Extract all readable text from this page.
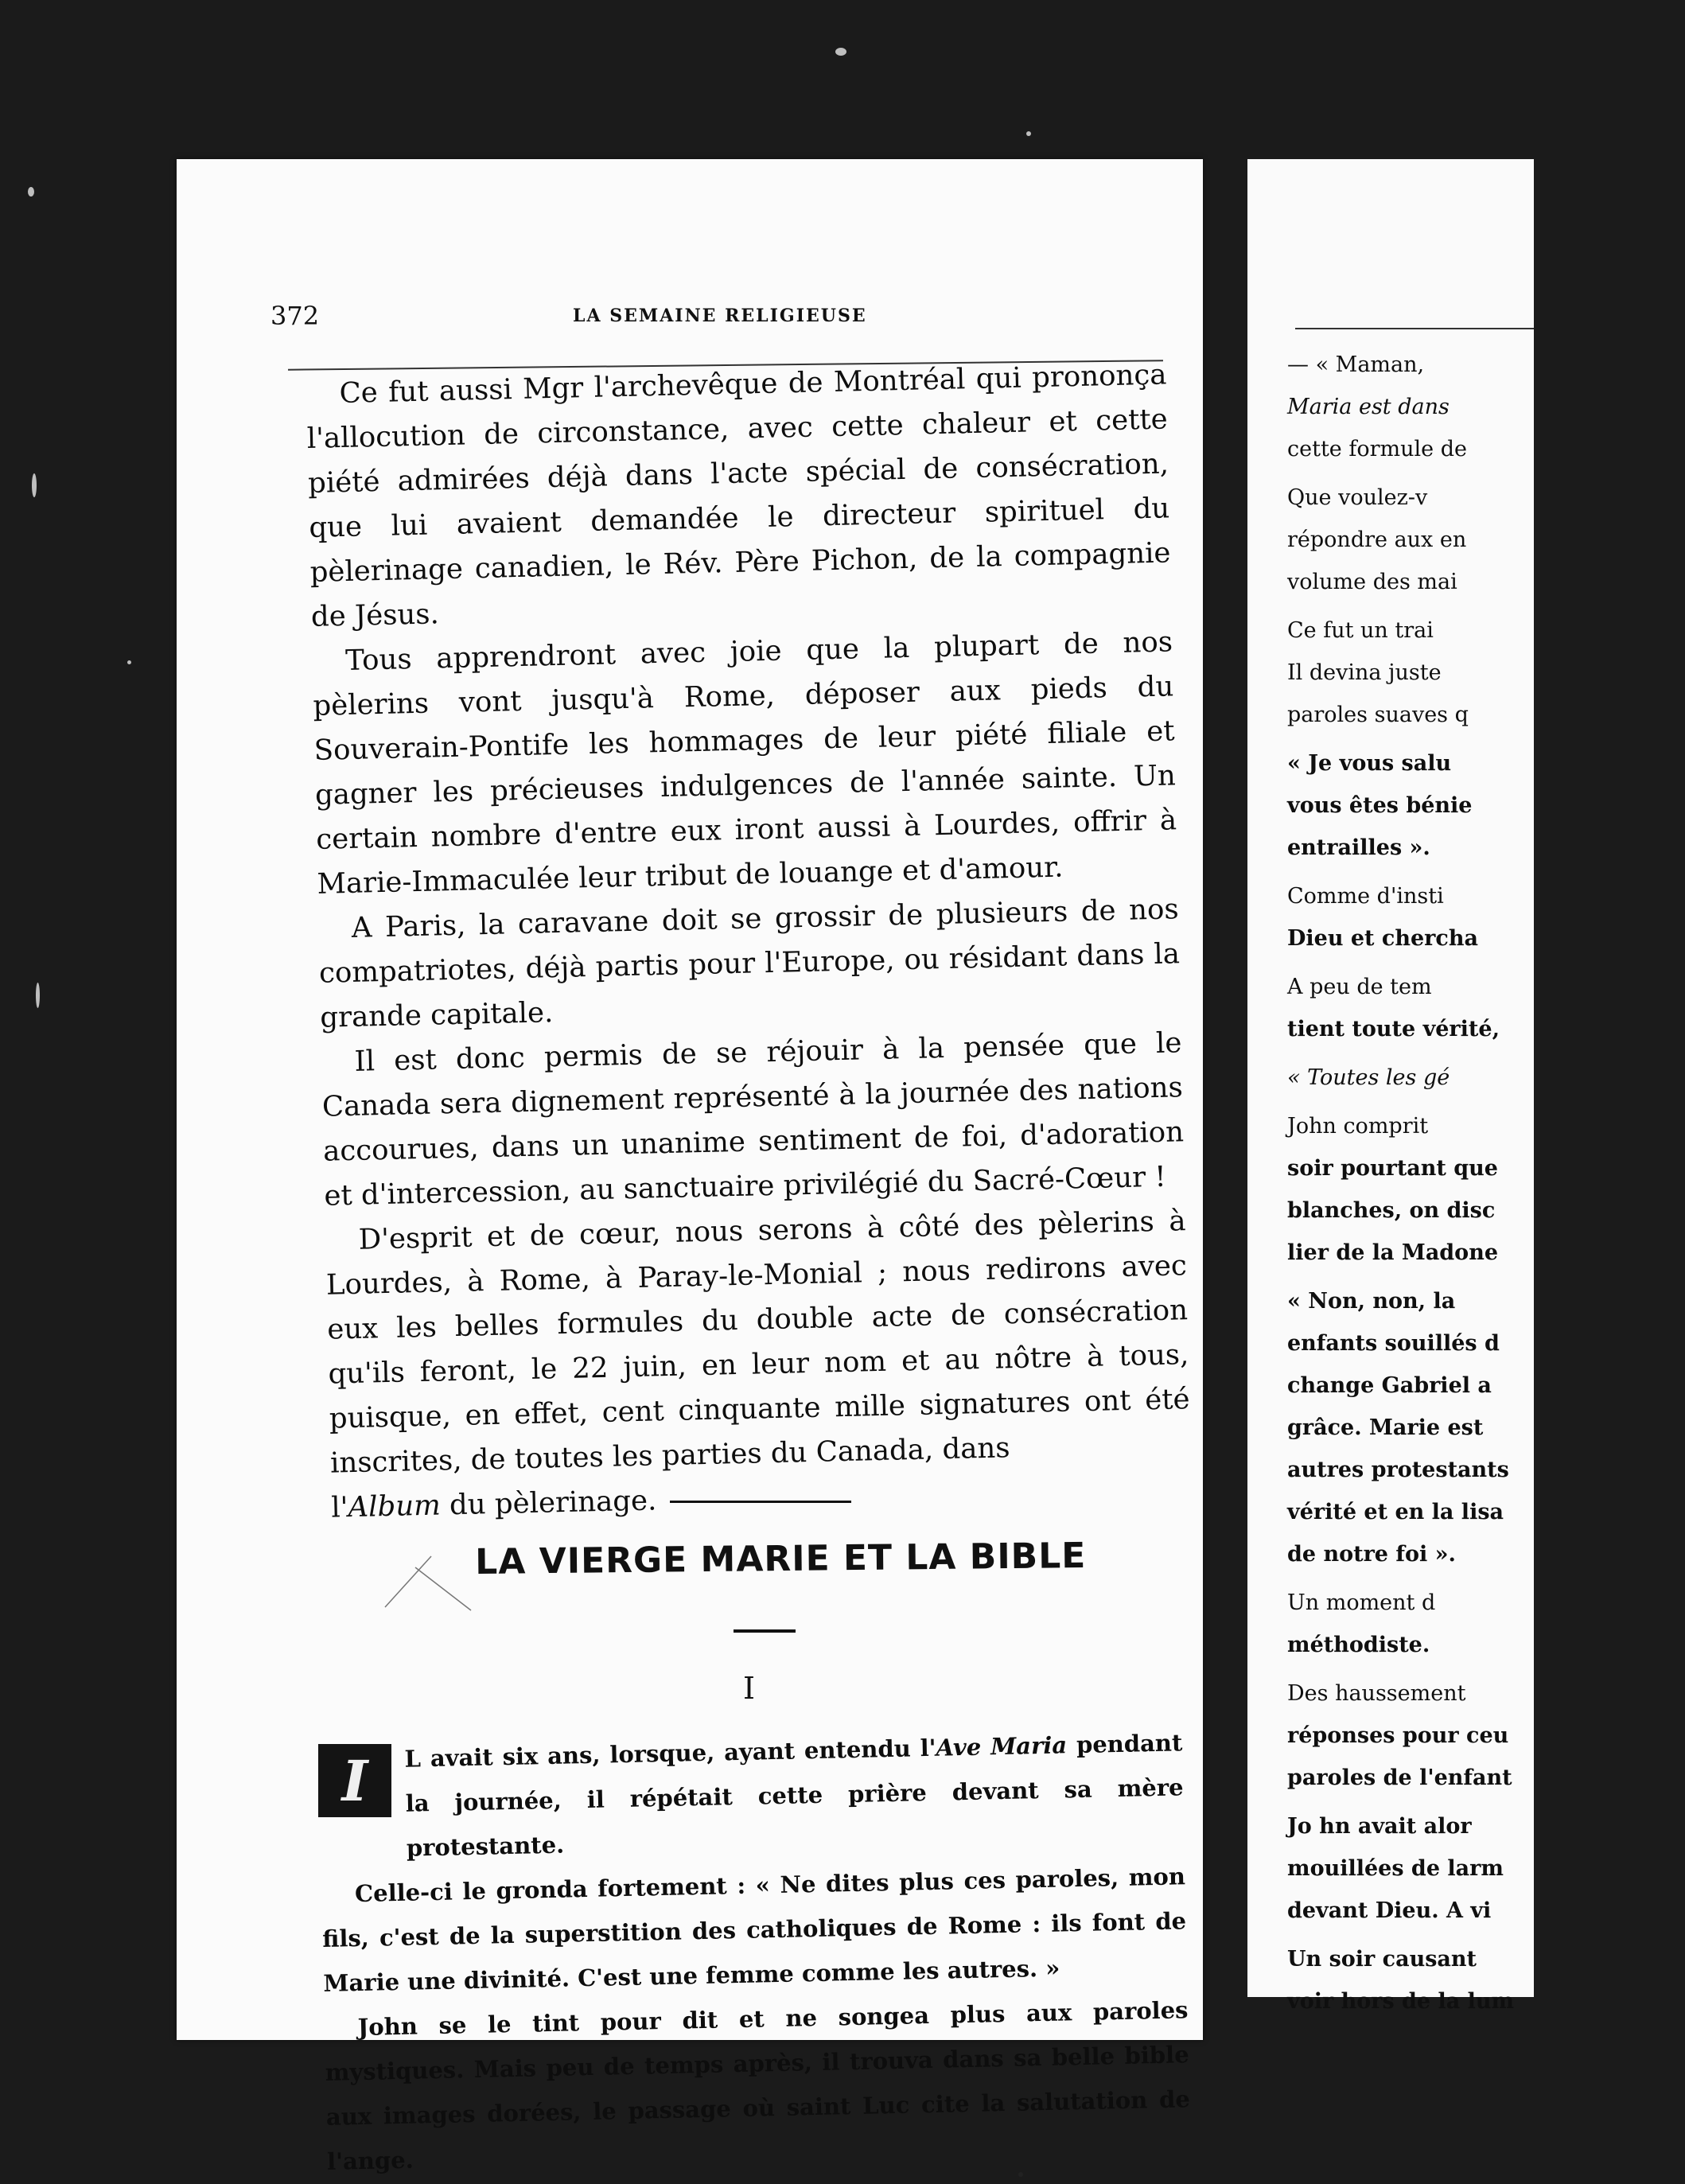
372	LA SEMAINE RELIGIEUSE

Ce fut aussi Mgr l'archevêque de Montréal qui prononça l'allocution de circonstance, avec cette chaleur et cette piété admirées déjà dans l'acte spécial de consécration, que lui avaient demandée le directeur spirituel du pèlerinage canadien, le Rév. Père Pichon, de la compagnie de Jésus.

Tous apprendront avec joie que la plupart de nos pèlerins vont jusqu'à Rome, déposer aux pieds du Souverain-Pontife les hommages de leur piété filiale et gagner les précieuses indulgences de l'année sainte. Un certain nombre d'entre eux iront aussi à Lourdes, offrir à Marie-Immaculée leur tribut de louange et d'amour.

A Paris, la caravane doit se grossir de plusieurs de nos compatriotes, déjà partis pour l'Europe, ou résidant dans la grande capitale.

Il est donc permis de se réjouir à la pensée que le Canada sera dignement représenté à la journée des nations accourues, dans un unanime sentiment de foi, d'adoration et d'intercession, au sanctuaire privilégié du Sacré-Cœur !

D'esprit et de cœur, nous serons à côté des pèlerins à Lourdes, à Rome, à Paray-le-Monial ; nous redirons avec eux les belles formules du double acte de consécration qu'ils feront, le 22 juin, en leur nom et au nôtre à tous, puisque, en effet, cent cinquante mille signatures ont été inscrites, de toutes les parties du Canada, dans

l'Album du pèlerinage.

LA VIERGE MARIE ET LA BIBLE
I
I	L avait six ans, lorsque, ayant entendu l'Ave Maria pendant la journée, il répétait cette prière devant sa mère protestante.

Celle-ci le gronda fortement : « Ne dites plus ces paroles, mon fils, c'est de la superstition des catholiques de Rome : ils font de Marie une divinité. C'est une femme comme les autres. »

John se le tint pour dit et ne songea plus aux paroles mystiques. Mais peu de temps après, il trouva dans sa belle bible aux images dorées, le passage où saint Luc cite la salutation de l'ange.

— « Maman,
Maria est dans
cette formule de
Que voulez-v
répondre aux en
volume des mai
Ce fut un trai
Il devina juste
paroles suaves q
« Je vous salu
vous êtes bénie
entrailles ».
Comme d'insti
Dieu et chercha
A peu de tem
tient toute vérité,
« Toutes les gé
John comprit
soir pourtant que
blanches, on disc
lier de la Madone
« Non, non, la
enfants souillés d
change Gabriel a
grâce. Marie est
autres protestants
vérité et en la lisa
de notre foi ».
Un moment d
méthodiste.
Des haussement
réponses pour ceu
paroles de l'enfant
Jo hn avait alor
mouillées de larm
devant Dieu. A vi
Un soir causant
voir hors de la lum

• What you have to do: Print each record exactly as it stands, leaving the images out.

• Complete answer:
Extract all readable text from this page.
372	LA SEMAINE RELIGIEUSE

Ce fut aussi Mgr l'archevêque de Montréal qui prononça l'allocution de circonstance, avec cette chaleur et cette piété admirées déjà dans l'acte spécial de consécration, que lui avaient demandée le directeur spirituel du pèlerinage canadien, le Rév. Père Pichon, de la compagnie de Jésus.

Tous apprendront avec joie que la plupart de nos pèlerins vont jusqu'à Rome, déposer aux pieds du Souverain-Pontife les hommages de leur piété filiale et gagner les précieuses indulgences de l'année sainte. Un certain nombre d'entre eux iront aussi à Lourdes, offrir à Marie-Immaculée leur tribut de louange et d'amour.

A Paris, la caravane doit se grossir de plusieurs de nos compatriotes, déjà partis pour l'Europe, ou résidant dans la grande capitale.

Il est donc permis de se réjouir à la pensée que le Canada sera dignement représenté à la journée des nations accourues, dans un unanime sentiment de foi, d'adoration et d'intercession, au sanctuaire privilégié du Sacré-Cœur !

D'esprit et de cœur, nous serons à côté des pèlerins à Lourdes, à Rome, à Paray-le-Monial ; nous redirons avec eux les belles formules du double acte de consécration qu'ils feront, le 22 juin, en leur nom et au nôtre à tous, puisque, en effet, cent cinquante mille signatures ont été inscrites, de toutes les parties du Canada, dans

l'Album du pèlerinage.

LA VIERGE MARIE ET LA BIBLE
I
I	L avait six ans, lorsque, ayant entendu l'Ave Maria pendant la journée, il répétait cette prière devant sa mère protestante.

Celle-ci le gronda fortement : « Ne dites plus ces paroles, mon fils, c'est de la superstition des catholiques de Rome : ils font de Marie une divinité. C'est une femme comme les autres. »

John se le tint pour dit et ne songea plus aux paroles mystiques. Mais peu de temps après, il trouva dans sa belle bible aux images dorées, le passage où saint Luc cite la salutation de l'ange.

— « Maman,
Maria est dans
cette formule de
Que voulez-v
répondre aux en
volume des mai
Ce fut un trai
Il devina juste
paroles suaves q
« Je vous salu
vous êtes bénie
entrailles ».
Comme d'insti
Dieu et chercha
A peu de tem
tient toute vérité,
« Toutes les gé
John comprit
soir pourtant que
blanches, on disc
lier de la Madone
« Non, non, la
enfants souillés d
change Gabriel a
grâce. Marie est
autres protestants
vérité et en la lisa
de notre foi ».
Un moment d
méthodiste.
Des haussement
réponses pour ceu
paroles de l'enfant
Jo hn avait alor
mouillées de larm
devant Dieu. A vi
Un soir causant
voir hors de la lum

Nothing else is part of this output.